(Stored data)

****

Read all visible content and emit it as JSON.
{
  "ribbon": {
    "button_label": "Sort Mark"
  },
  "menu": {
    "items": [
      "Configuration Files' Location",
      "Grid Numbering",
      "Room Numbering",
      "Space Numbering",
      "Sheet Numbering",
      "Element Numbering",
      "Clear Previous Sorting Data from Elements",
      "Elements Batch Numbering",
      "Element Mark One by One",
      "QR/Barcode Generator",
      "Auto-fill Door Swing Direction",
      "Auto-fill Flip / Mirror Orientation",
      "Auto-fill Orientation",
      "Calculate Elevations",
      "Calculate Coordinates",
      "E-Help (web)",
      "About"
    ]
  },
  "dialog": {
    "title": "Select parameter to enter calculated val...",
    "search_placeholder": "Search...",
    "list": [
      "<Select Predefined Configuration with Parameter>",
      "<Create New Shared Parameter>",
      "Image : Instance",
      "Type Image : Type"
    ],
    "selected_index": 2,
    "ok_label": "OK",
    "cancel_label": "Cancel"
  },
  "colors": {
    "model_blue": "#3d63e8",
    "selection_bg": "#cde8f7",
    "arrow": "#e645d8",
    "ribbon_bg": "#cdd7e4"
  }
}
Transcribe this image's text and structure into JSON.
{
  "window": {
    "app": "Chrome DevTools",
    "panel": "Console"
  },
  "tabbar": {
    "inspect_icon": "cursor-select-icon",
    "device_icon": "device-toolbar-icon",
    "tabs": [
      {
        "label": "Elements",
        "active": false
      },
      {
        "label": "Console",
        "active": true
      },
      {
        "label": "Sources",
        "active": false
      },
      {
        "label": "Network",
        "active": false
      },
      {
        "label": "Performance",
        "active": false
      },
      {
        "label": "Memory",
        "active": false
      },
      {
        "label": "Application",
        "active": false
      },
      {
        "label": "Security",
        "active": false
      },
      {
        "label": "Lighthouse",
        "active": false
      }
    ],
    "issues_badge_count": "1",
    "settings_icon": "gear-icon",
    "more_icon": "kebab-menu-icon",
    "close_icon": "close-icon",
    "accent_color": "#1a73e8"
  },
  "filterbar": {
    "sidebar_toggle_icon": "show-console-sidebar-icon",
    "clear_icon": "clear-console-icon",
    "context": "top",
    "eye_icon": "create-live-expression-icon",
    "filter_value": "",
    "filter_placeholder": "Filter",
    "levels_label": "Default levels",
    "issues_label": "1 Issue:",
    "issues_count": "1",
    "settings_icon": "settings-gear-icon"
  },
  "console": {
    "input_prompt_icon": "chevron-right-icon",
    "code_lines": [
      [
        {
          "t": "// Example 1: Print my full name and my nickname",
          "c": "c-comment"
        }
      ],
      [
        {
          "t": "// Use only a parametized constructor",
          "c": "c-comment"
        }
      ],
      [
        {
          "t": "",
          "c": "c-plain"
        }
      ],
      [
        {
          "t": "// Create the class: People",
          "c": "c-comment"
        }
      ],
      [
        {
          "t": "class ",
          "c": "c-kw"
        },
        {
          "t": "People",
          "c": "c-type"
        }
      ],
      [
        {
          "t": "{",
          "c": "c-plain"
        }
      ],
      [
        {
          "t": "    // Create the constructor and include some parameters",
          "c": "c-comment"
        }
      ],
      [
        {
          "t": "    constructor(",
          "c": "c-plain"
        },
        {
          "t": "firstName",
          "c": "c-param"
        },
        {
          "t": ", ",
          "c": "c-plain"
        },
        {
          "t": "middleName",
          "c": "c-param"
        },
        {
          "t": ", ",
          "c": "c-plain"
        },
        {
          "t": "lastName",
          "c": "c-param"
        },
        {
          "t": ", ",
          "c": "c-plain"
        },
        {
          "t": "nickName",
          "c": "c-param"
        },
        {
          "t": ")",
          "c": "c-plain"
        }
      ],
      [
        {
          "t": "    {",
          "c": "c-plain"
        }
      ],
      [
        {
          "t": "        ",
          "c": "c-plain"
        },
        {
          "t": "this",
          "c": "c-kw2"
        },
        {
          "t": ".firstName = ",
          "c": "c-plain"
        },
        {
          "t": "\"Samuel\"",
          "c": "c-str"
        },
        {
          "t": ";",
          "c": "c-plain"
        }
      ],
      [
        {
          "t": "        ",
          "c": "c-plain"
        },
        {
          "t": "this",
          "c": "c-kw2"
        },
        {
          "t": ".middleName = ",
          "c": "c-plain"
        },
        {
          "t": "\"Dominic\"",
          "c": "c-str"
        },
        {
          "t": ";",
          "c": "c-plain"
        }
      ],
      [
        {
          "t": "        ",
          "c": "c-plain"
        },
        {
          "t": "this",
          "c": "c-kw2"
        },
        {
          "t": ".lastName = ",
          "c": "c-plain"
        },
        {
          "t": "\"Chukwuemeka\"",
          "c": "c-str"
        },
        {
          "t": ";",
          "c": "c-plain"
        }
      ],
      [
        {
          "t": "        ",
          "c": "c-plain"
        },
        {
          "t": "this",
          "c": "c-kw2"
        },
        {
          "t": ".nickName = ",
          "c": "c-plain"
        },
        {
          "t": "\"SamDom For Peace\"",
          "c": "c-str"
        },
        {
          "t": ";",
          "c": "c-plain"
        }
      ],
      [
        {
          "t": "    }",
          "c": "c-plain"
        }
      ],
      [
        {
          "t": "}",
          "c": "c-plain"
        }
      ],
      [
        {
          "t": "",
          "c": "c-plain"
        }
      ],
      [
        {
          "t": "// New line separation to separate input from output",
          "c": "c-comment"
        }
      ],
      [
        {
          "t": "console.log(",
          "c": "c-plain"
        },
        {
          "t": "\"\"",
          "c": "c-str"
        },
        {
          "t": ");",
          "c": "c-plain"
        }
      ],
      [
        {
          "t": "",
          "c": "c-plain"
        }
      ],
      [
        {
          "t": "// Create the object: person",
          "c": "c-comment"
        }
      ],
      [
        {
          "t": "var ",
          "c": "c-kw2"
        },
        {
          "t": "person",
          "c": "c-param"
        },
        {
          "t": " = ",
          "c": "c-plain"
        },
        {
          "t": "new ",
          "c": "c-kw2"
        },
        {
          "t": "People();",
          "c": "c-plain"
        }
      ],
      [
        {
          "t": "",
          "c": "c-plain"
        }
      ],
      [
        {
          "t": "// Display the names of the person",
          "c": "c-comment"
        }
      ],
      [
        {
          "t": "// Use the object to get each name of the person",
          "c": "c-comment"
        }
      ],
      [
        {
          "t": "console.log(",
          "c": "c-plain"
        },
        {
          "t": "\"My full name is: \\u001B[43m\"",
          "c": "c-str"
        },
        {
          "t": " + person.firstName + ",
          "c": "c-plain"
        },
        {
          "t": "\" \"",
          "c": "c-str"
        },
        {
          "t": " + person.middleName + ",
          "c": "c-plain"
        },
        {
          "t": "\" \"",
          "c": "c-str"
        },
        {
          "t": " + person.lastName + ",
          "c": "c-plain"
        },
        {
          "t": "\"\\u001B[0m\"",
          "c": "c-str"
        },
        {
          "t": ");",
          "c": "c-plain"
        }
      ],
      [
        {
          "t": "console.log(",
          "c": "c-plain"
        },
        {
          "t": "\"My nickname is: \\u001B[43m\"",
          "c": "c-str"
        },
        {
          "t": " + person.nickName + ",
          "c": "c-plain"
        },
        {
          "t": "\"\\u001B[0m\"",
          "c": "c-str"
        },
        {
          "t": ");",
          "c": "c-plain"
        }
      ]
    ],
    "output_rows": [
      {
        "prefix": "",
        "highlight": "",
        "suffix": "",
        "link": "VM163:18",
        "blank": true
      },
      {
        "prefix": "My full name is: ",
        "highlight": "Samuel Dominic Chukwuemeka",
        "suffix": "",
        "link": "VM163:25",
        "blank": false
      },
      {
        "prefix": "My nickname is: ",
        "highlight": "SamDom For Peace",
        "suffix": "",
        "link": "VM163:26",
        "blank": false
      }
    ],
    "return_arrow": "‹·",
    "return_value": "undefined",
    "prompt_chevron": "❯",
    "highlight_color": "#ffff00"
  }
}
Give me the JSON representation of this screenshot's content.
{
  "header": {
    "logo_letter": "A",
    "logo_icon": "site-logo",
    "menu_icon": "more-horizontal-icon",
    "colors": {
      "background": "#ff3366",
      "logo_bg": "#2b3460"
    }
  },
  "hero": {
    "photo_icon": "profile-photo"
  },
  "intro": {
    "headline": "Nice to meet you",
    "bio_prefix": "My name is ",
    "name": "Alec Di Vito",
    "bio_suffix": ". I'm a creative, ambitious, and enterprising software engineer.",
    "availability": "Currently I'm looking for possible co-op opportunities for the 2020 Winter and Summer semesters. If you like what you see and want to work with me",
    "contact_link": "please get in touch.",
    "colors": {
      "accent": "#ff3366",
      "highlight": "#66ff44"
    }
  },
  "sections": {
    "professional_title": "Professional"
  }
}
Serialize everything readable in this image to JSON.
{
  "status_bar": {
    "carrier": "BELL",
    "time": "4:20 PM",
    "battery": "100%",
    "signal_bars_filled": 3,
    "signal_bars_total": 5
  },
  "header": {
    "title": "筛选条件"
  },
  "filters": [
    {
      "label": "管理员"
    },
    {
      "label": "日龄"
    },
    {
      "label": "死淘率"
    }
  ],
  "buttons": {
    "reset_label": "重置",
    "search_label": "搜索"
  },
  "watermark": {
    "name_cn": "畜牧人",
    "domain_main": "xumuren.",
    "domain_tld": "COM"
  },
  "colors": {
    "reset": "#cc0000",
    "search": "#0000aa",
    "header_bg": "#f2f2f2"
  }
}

****

* [What the task asks]
Write out every line from the entries where "Peace" appears.

* [Problem solution]
          "t": "\"SamDom For Peace\"",
        "highlight": "SamDom For Peace",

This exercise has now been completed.